(Extracted records)
--------------------------------
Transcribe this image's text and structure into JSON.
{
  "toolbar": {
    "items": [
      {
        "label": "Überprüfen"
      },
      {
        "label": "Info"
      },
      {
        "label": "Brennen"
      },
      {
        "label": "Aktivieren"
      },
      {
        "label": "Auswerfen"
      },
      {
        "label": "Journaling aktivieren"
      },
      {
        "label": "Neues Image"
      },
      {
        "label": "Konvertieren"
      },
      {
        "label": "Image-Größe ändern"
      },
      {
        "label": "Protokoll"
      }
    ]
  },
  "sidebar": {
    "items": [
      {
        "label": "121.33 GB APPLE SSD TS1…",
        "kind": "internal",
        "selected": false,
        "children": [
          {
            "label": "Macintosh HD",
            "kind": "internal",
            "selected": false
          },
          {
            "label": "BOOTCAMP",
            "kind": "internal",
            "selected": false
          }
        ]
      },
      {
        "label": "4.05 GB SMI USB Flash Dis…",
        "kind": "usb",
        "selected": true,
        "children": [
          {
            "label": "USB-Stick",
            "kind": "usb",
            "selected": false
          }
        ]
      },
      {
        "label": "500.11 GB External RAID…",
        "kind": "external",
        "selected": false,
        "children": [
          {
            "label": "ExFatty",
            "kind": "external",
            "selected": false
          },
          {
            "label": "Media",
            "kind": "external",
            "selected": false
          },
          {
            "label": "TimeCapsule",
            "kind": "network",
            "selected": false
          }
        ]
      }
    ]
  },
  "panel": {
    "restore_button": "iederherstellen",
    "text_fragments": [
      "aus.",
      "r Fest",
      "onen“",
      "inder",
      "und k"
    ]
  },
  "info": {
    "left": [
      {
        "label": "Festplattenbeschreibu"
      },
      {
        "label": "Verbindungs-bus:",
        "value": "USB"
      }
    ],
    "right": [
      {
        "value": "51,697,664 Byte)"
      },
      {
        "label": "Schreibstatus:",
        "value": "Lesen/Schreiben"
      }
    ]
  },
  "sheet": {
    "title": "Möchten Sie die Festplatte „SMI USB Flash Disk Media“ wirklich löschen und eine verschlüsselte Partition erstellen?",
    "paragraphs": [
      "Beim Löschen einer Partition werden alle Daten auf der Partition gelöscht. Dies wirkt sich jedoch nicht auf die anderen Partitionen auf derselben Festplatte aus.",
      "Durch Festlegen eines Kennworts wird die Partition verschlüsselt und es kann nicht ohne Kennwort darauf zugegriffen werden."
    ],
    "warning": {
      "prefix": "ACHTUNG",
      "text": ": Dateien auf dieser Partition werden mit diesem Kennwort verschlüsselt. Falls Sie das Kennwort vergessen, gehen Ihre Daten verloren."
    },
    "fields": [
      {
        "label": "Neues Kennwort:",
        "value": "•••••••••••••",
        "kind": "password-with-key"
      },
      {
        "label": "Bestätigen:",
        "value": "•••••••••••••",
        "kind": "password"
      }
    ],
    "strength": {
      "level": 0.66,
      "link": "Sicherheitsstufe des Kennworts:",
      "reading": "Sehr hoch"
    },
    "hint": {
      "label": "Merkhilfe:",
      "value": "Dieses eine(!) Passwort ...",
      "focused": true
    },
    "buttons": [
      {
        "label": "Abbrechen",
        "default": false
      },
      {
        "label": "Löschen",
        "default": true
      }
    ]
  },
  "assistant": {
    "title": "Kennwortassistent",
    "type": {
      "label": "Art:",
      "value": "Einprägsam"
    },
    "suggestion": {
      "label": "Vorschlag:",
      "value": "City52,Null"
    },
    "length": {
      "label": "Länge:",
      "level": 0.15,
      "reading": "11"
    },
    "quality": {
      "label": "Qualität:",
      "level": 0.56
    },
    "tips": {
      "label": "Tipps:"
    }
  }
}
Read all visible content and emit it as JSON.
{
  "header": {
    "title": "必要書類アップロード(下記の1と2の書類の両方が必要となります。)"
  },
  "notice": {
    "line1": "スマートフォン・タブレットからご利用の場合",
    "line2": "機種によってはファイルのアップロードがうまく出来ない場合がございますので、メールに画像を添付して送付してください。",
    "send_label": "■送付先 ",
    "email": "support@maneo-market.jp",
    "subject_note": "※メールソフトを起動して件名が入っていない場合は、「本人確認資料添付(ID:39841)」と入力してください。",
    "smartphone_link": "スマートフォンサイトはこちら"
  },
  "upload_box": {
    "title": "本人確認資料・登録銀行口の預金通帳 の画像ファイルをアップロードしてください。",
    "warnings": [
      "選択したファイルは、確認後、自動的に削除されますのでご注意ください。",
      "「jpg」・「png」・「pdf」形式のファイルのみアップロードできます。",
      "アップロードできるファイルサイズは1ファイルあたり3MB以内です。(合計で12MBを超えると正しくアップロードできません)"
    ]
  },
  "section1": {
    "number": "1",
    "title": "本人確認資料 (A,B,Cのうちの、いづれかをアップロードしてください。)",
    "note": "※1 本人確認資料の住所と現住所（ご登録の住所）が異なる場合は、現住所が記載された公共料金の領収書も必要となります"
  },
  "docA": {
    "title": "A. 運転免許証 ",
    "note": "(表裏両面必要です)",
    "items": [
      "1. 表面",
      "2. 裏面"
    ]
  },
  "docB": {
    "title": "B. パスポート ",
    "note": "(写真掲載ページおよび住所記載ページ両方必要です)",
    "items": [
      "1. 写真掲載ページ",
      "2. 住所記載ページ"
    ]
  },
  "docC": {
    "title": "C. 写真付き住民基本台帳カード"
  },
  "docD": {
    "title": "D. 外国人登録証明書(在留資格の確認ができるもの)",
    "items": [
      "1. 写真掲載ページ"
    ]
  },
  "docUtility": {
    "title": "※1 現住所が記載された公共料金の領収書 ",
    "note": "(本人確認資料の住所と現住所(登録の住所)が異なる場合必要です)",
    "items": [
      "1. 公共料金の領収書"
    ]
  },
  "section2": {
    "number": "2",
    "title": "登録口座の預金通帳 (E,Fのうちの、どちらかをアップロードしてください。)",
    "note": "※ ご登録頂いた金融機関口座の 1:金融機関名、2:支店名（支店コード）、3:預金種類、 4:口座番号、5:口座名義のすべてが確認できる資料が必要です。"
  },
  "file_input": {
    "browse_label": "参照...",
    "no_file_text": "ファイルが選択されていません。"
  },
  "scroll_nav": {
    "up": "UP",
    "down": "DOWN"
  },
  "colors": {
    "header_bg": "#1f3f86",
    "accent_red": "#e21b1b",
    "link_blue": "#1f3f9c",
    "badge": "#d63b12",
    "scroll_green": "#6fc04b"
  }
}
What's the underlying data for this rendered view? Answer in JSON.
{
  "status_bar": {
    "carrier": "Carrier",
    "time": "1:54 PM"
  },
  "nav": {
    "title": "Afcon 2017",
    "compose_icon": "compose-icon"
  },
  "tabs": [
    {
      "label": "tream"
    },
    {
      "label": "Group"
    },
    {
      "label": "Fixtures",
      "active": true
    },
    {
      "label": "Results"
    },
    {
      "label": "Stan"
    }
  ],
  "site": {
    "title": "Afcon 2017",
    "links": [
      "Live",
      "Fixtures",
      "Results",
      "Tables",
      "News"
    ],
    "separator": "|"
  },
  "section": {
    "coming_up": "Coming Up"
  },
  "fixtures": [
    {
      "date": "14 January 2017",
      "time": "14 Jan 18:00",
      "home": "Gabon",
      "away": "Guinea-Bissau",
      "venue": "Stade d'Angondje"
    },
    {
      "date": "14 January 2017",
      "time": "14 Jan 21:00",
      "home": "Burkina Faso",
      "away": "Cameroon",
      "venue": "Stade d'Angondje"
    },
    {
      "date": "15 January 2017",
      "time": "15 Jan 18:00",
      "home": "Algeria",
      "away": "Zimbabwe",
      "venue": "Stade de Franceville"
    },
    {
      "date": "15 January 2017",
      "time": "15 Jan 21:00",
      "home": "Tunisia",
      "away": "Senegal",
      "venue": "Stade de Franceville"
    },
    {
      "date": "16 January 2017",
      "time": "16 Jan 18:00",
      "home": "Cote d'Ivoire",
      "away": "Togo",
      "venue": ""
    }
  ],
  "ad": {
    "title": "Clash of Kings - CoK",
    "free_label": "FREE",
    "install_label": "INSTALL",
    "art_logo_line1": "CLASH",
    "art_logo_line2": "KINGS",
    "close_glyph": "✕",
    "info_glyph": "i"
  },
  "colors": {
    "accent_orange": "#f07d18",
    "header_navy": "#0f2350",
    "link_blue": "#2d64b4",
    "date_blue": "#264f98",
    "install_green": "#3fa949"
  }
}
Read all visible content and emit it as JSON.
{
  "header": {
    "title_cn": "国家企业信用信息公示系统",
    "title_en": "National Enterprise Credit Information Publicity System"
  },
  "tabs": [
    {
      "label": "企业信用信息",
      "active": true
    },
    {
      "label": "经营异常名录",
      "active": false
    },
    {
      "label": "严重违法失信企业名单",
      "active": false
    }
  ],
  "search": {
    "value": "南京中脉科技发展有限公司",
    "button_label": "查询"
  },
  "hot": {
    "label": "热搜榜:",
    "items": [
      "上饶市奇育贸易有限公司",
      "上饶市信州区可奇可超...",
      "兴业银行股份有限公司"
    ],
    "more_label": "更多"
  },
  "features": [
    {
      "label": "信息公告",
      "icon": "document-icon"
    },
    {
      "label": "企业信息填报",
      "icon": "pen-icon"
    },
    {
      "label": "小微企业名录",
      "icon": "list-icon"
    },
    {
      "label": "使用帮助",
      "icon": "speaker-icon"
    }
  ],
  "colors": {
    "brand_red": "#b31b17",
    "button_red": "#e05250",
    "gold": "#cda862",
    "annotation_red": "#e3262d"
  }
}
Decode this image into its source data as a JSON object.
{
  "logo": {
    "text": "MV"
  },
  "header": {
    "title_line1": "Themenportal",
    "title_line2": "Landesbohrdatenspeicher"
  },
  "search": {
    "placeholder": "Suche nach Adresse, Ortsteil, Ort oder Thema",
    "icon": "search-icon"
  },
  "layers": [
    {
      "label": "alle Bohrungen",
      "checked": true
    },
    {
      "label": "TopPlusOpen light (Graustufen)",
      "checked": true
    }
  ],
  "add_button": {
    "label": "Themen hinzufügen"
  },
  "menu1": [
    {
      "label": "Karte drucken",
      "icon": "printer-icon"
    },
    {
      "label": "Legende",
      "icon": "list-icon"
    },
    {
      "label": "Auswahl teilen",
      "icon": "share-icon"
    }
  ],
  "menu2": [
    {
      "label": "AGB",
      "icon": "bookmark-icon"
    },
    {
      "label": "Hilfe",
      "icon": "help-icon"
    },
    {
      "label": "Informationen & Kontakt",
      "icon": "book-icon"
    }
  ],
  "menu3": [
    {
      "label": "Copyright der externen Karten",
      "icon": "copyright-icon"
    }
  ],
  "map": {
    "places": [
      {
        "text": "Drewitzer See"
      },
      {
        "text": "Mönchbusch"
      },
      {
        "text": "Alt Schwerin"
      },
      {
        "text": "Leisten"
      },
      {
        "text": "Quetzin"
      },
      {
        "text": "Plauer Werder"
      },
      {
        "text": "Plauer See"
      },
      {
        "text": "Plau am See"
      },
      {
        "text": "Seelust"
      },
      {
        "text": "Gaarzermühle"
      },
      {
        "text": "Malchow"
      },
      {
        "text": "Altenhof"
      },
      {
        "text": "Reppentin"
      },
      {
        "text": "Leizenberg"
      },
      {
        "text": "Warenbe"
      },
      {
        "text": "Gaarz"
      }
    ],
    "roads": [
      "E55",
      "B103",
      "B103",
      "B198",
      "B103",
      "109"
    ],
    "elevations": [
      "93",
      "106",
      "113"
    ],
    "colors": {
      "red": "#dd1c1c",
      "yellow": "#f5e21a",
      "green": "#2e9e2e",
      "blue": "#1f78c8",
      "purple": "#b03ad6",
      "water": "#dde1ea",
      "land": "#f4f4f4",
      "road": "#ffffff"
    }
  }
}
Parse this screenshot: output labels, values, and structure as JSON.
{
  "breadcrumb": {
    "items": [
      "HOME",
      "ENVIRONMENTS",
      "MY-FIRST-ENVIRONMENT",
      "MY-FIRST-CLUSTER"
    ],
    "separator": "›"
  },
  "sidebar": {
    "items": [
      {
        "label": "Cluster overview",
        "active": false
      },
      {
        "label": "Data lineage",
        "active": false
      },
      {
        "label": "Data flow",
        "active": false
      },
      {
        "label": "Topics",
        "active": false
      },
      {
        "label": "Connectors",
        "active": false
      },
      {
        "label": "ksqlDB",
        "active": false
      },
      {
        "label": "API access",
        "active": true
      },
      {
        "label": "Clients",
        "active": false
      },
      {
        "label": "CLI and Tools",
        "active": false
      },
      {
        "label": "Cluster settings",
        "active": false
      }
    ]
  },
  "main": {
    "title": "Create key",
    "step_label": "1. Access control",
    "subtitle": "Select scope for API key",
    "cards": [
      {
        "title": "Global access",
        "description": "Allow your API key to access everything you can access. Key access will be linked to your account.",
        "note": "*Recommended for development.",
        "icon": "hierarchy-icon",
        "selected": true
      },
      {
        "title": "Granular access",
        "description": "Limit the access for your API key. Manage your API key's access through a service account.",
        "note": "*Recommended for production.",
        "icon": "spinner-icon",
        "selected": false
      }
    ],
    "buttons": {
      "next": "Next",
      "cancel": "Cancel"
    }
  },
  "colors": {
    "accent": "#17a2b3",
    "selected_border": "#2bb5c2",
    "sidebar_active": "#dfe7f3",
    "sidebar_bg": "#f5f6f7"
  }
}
--------------------------------
_Exercise aim_:
Return each full line of the entries that contains the word "structure".

_Reply to the exercise_:
Transcribe this image's text and structure into JSON.
Parse this screenshot: output labels, values, and structure as JSON.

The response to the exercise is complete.